Entries from a visual dataset:
------------
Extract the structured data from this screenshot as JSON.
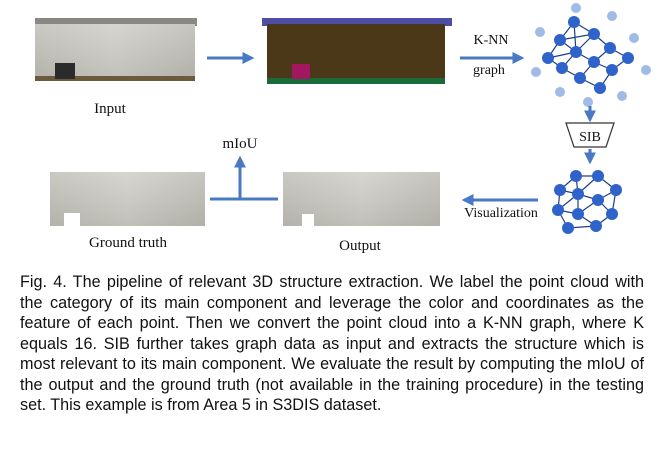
{
  "figure": {
    "labels": {
      "input": "Input",
      "knn": "K-NN",
      "graph": "graph",
      "sib": "SIB",
      "miou": "mIoU",
      "visualization": "Visualization",
      "ground_truth": "Ground truth",
      "output": "Output"
    },
    "colors": {
      "arrow": "#4a79c4",
      "node_dark": "#2f63c9",
      "node_light": "#9fbbe6",
      "edge": "#1c3f8c",
      "seg_top": "#4f4ea6",
      "seg_body": "#4b3818",
      "seg_floor": "#1a6a3a",
      "seg_object": "#a2175f"
    },
    "icons": [
      "arrow-right-icon",
      "arrow-down-icon",
      "arrow-left-icon",
      "arrow-up-icon",
      "sib-trapezoid-icon"
    ]
  },
  "caption": {
    "text": "Fig. 4. The pipeline of relevant 3D structure extraction. We label the point cloud with the category of its main component and leverage the color and coordinates as the feature of each point. Then we convert the point cloud into a K-NN graph, where K equals 16. SIB further takes graph data as input and extracts the structure which is most relevant to its main component. We evaluate the result by computing the mIoU of the output and the ground truth (not available in the training procedure) in the testing set. This example is from Area 5 in S3DIS dataset."
  }
}
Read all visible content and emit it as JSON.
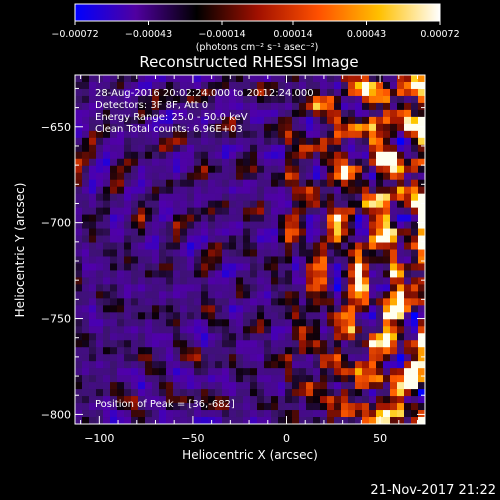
{
  "chart_data": {
    "type": "heatmap",
    "title": "Reconstructed RHESSI Image",
    "xlabel": "Heliocentric X (arcsec)",
    "ylabel": "Heliocentric Y (arcsec)",
    "xlim": [
      -113,
      74
    ],
    "ylim": [
      -805,
      -623
    ],
    "x_ticks": [
      -100,
      -50,
      0,
      50
    ],
    "y_ticks": [
      -650,
      -700,
      -750,
      -800
    ],
    "x_tick_labels": [
      "−100",
      "−50",
      "0",
      "50"
    ],
    "y_tick_labels": [
      "−650",
      "−700",
      "−750",
      "−800"
    ],
    "colorbar": {
      "range": [
        -0.00072,
        0.00072
      ],
      "ticks": [
        -0.00072,
        -0.00043,
        -0.00014,
        0.00014,
        0.00043,
        0.00072
      ],
      "tick_labels": [
        "−0.00072",
        "−0.00043",
        "−0.00014",
        "0.00014",
        "0.00043",
        "0.00072"
      ],
      "unit_label": "(photons cm⁻² s⁻¹ asec⁻²)",
      "colors": [
        "#0000ff",
        "#5000a0",
        "#000000",
        "#a01000",
        "#ff5000",
        "#ffc000",
        "#ffffff"
      ]
    },
    "annotations": [
      "28-Aug-2016 20:02:24.000 to 20:12:24.000",
      "Detectors: 3F 8F, Att 0",
      "Energy Range: 25.0 - 50.0 keV",
      "Clean     Total counts: 6.96E+03"
    ],
    "peak_label": "Position of Peak = [36,-682]",
    "peak_position": [
      36,
      -682
    ],
    "background_color": "#000000"
  },
  "footer": {
    "date": "21-Nov-2017 21:22"
  }
}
------------
Given request: Omit the pictures and retype exactly the lines from the one with "Read all visible content and emit it as JSON." through the final line, both ends included.

Response to the task:
Read all visible content and emit it as JSON.
{
  "chart_data": {
    "type": "heatmap",
    "title": "Reconstructed RHESSI Image",
    "xlabel": "Heliocentric X (arcsec)",
    "ylabel": "Heliocentric Y (arcsec)",
    "xlim": [
      -113,
      74
    ],
    "ylim": [
      -805,
      -623
    ],
    "x_ticks": [
      -100,
      -50,
      0,
      50
    ],
    "y_ticks": [
      -650,
      -700,
      -750,
      -800
    ],
    "x_tick_labels": [
      "−100",
      "−50",
      "0",
      "50"
    ],
    "y_tick_labels": [
      "−650",
      "−700",
      "−750",
      "−800"
    ],
    "colorbar": {
      "range": [
        -0.00072,
        0.00072
      ],
      "ticks": [
        -0.00072,
        -0.00043,
        -0.00014,
        0.00014,
        0.00043,
        0.00072
      ],
      "tick_labels": [
        "−0.00072",
        "−0.00043",
        "−0.00014",
        "0.00014",
        "0.00043",
        "0.00072"
      ],
      "unit_label": "(photons cm⁻² s⁻¹ asec⁻²)",
      "colors": [
        "#0000ff",
        "#5000a0",
        "#000000",
        "#a01000",
        "#ff5000",
        "#ffc000",
        "#ffffff"
      ]
    },
    "annotations": [
      "28-Aug-2016 20:02:24.000 to 20:12:24.000",
      "Detectors: 3F 8F, Att 0",
      "Energy Range: 25.0 - 50.0 keV",
      "Clean     Total counts: 6.96E+03"
    ],
    "peak_label": "Position of Peak = [36,-682]",
    "peak_position": [
      36,
      -682
    ],
    "background_color": "#000000"
  },
  "footer": {
    "date": "21-Nov-2017 21:22"
  }
}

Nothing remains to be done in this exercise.